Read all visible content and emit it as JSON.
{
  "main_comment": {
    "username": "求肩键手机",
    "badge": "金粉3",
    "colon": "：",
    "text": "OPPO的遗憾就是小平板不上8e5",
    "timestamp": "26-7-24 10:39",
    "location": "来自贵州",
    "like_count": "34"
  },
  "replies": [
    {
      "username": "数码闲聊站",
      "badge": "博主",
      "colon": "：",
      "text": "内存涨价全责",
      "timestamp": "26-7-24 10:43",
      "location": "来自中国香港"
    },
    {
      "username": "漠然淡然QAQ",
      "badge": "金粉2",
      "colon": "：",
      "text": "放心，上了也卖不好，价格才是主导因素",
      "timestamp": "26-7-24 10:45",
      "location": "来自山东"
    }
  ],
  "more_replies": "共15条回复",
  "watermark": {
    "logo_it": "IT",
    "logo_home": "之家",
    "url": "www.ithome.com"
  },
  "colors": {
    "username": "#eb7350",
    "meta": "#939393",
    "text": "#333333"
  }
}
::::::::
Write out all of the records once more, exactly.

# [Reply]
Read all visible content and emit it as JSON.
{
  "main_comment": {
    "username": "求肩键手机",
    "badge": "金粉3",
    "colon": "：",
    "text": "OPPO的遗憾就是小平板不上8e5",
    "timestamp": "26-7-24 10:39",
    "location": "来自贵州",
    "like_count": "34"
  },
  "replies": [
    {
      "username": "数码闲聊站",
      "badge": "博主",
      "colon": "：",
      "text": "内存涨价全责",
      "timestamp": "26-7-24 10:43",
      "location": "来自中国香港"
    },
    {
      "username": "漠然淡然QAQ",
      "badge": "金粉2",
      "colon": "：",
      "text": "放心，上了也卖不好，价格才是主导因素",
      "timestamp": "26-7-24 10:45",
      "location": "来自山东"
    }
  ],
  "more_replies": "共15条回复",
  "watermark": {
    "logo_it": "IT",
    "logo_home": "之家",
    "url": "www.ithome.com"
  },
  "colors": {
    "username": "#eb7350",
    "meta": "#939393",
    "text": "#333333"
  }
}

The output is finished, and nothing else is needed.